PROBLEM REQUIREMENTS
Repeat the material exactly, every line of it.

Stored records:
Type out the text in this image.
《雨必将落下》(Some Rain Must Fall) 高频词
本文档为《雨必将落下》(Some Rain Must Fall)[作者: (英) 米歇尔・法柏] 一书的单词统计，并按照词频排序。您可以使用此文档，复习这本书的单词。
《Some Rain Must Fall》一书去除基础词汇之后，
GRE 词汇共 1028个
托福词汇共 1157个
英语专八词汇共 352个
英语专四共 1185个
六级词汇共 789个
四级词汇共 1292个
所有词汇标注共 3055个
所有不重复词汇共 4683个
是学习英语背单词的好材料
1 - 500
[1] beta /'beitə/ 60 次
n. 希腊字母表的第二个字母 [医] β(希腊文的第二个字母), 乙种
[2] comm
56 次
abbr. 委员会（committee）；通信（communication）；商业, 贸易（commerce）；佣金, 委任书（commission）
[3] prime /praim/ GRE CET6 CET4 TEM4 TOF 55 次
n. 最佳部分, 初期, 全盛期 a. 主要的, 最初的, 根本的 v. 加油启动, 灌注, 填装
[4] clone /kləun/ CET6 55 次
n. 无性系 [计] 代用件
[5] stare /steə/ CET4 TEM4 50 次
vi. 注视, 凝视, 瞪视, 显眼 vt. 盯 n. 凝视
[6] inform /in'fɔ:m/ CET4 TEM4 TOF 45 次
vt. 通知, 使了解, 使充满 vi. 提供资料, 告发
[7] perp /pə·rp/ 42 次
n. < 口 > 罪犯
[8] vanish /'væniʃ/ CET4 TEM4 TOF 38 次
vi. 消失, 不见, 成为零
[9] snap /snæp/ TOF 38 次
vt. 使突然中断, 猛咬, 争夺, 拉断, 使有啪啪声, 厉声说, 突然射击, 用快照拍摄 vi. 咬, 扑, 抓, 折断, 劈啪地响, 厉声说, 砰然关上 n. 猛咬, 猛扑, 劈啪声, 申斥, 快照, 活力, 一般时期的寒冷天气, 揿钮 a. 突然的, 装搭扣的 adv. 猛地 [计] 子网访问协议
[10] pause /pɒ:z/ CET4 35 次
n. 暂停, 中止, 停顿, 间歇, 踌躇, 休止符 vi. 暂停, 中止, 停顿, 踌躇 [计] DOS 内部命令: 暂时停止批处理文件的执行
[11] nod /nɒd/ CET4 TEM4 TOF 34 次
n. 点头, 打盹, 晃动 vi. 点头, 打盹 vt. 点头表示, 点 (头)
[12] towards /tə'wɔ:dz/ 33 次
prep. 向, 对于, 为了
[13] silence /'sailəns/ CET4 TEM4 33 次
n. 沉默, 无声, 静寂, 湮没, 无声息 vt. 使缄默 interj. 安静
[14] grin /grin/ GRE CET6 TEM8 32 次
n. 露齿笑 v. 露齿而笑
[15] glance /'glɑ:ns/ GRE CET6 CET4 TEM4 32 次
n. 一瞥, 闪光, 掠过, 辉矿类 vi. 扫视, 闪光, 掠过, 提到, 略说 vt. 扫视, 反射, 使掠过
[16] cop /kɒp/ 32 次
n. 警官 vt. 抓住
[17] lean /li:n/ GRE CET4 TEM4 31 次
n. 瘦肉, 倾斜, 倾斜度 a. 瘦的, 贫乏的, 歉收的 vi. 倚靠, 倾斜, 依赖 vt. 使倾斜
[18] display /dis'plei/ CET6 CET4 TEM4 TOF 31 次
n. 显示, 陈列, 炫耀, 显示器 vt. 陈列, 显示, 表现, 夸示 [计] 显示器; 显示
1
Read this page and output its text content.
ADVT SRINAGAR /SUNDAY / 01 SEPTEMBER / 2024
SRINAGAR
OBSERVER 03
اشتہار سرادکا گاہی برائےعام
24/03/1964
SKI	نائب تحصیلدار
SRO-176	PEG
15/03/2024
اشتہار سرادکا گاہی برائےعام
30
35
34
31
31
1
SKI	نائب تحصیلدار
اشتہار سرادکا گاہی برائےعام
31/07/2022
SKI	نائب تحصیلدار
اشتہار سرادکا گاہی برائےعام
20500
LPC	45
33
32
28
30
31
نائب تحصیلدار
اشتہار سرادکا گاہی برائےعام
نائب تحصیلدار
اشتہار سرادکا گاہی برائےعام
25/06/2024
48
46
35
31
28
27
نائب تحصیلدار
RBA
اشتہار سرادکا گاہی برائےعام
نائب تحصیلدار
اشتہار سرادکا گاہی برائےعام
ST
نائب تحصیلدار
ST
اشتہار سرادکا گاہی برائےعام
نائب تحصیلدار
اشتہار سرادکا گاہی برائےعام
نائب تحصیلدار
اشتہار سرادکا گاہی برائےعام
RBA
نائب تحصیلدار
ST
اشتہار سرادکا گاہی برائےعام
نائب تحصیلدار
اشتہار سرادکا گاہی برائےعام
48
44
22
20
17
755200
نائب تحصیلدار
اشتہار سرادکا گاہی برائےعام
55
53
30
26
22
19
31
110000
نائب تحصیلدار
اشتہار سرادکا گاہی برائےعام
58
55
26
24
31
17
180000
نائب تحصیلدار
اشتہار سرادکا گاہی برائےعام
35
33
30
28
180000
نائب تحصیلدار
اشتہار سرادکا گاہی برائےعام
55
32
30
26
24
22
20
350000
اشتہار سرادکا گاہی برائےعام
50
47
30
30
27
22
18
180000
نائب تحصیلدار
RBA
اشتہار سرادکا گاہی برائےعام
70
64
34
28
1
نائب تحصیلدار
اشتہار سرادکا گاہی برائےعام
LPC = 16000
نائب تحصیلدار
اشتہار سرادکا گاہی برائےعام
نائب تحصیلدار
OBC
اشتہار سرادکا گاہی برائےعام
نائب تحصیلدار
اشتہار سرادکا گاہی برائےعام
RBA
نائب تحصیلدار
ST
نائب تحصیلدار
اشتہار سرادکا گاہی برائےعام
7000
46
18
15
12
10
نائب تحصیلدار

RESULT OF THIS TASK
Type out the text in this image.
《雨必将落下》(Some Rain Must Fall) 高频词
本文档为《雨必将落下》(Some Rain Must Fall)[作者: (英) 米歇尔・法柏] 一书的单词统计，并按照词频排序。您可以使用此文档，复习这本书的单词。
《Some Rain Must Fall》一书去除基础词汇之后，
GRE 词汇共 1028个
托福词汇共 1157个
英语专八词汇共 352个
英语专四共 1185个
六级词汇共 789个
四级词汇共 1292个
所有词汇标注共 3055个
所有不重复词汇共 4683个
是学习英语背单词的好材料
1 - 500
[1] beta /'beitə/ 60 次
n. 希腊字母表的第二个字母 [医] β(希腊文的第二个字母), 乙种
[2] comm
56 次
abbr. 委员会（committee）；通信（communication）；商业, 贸易（commerce）；佣金, 委任书（commission）
[3] prime /praim/ GRE CET6 CET4 TEM4 TOF 55 次
n. 最佳部分, 初期, 全盛期 a. 主要的, 最初的, 根本的 v. 加油启动, 灌注, 填装
[4] clone /kləun/ CET6 55 次
n. 无性系 [计] 代用件
[5] stare /steə/ CET4 TEM4 50 次
vi. 注视, 凝视, 瞪视, 显眼 vt. 盯 n. 凝视
[6] inform /in'fɔ:m/ CET4 TEM4 TOF 45 次
vt. 通知, 使了解, 使充满 vi. 提供资料, 告发
[7] perp /pə·rp/ 42 次
n. < 口 > 罪犯
[8] vanish /'væniʃ/ CET4 TEM4 TOF 38 次
vi. 消失, 不见, 成为零
[9] snap /snæp/ TOF 38 次
vt. 使突然中断, 猛咬, 争夺, 拉断, 使有啪啪声, 厉声说, 突然射击, 用快照拍摄 vi. 咬, 扑, 抓, 折断, 劈啪地响, 厉声说, 砰然关上 n. 猛咬, 猛扑, 劈啪声, 申斥, 快照, 活力, 一般时期的寒冷天气, 揿钮 a. 突然的, 装搭扣的 adv. 猛地 [计] 子网访问协议
[10] pause /pɒ:z/ CET4 35 次
n. 暂停, 中止, 停顿, 间歇, 踌躇, 休止符 vi. 暂停, 中止, 停顿, 踌躇 [计] DOS 内部命令: 暂时停止批处理文件的执行
[11] nod /nɒd/ CET4 TEM4 TOF 34 次
n. 点头, 打盹, 晃动 vi. 点头, 打盹 vt. 点头表示, 点 (头)
[12] towards /tə'wɔ:dz/ 33 次
prep. 向, 对于, 为了
[13] silence /'sailəns/ CET4 TEM4 33 次
n. 沉默, 无声, 静寂, 湮没, 无声息 vt. 使缄默 interj. 安静
[14] grin /grin/ GRE CET6 TEM8 32 次
n. 露齿笑 v. 露齿而笑
[15] glance /'glɑ:ns/ GRE CET6 CET4 TEM4 32 次
n. 一瞥, 闪光, 掠过, 辉矿类 vi. 扫视, 闪光, 掠过, 提到, 略说 vt. 扫视, 反射, 使掠过
[16] cop /kɒp/ 32 次
n. 警官 vt. 抓住
[17] lean /li:n/ GRE CET4 TEM4 31 次
n. 瘦肉, 倾斜, 倾斜度 a. 瘦的, 贫乏的, 歉收的 vi. 倚靠, 倾斜, 依赖 vt. 使倾斜
[18] display /dis'plei/ CET6 CET4 TEM4 TOF 31 次
n. 显示, 陈列, 炫耀, 显示器 vt. 陈列, 显示, 表现, 夸示 [计] 显示器; 显示
1
Read this page and output its text content.
ADVT SRINAGAR /SUNDAY / 01 SEPTEMBER / 2024
SRINAGAR
OBSERVER 03
اشتہار سرادکا گاہی برائےعام
24/03/1964
SKI	نائب تحصیلدار
SRO-176	PEG
15/03/2024
اشتہار سرادکا گاہی برائےعام
30
35
34
31
31
1
SKI	نائب تحصیلدار
اشتہار سرادکا گاہی برائےعام
31/07/2022
SKI	نائب تحصیلدار
اشتہار سرادکا گاہی برائےعام
20500
LPC	45
33
32
28
30
31
نائب تحصیلدار
اشتہار سرادکا گاہی برائےعام
نائب تحصیلدار
اشتہار سرادکا گاہی برائےعام
25/06/2024
48
46
35
31
28
27
نائب تحصیلدار
RBA
اشتہار سرادکا گاہی برائےعام
نائب تحصیلدار
اشتہار سرادکا گاہی برائےعام
ST
نائب تحصیلدار
ST
اشتہار سرادکا گاہی برائےعام
نائب تحصیلدار
اشتہار سرادکا گاہی برائےعام
نائب تحصیلدار
اشتہار سرادکا گاہی برائےعام
RBA
نائب تحصیلدار
ST
اشتہار سرادکا گاہی برائےعام
نائب تحصیلدار
اشتہار سرادکا گاہی برائےعام
48
44
22
20
17
755200
نائب تحصیلدار
اشتہار سرادکا گاہی برائےعام
55
53
30
26
22
19
31
110000
نائب تحصیلدار
اشتہار سرادکا گاہی برائےعام
58
55
26
24
31
17
180000
نائب تحصیلدار
اشتہار سرادکا گاہی برائےعام
35
33
30
28
180000
نائب تحصیلدار
اشتہار سرادکا گاہی برائےعام
55
32
30
26
24
22
20
350000
اشتہار سرادکا گاہی برائےعام
50
47
30
30
27
22
18
180000
نائب تحصیلدار
RBA
اشتہار سرادکا گاہی برائےعام
70
64
34
28
1
نائب تحصیلدار
اشتہار سرادکا گاہی برائےعام
LPC = 16000
نائب تحصیلدار
اشتہار سرادکا گاہی برائےعام
نائب تحصیلدار
OBC
اشتہار سرادکا گاہی برائےعام
نائب تحصیلدار
اشتہار سرادکا گاہی برائےعام
RBA
نائب تحصیلدار
ST
نائب تحصیلدار
اشتہار سرادکا گاہی برائےعام
7000
46
18
15
12
10
نائب تحصیلدار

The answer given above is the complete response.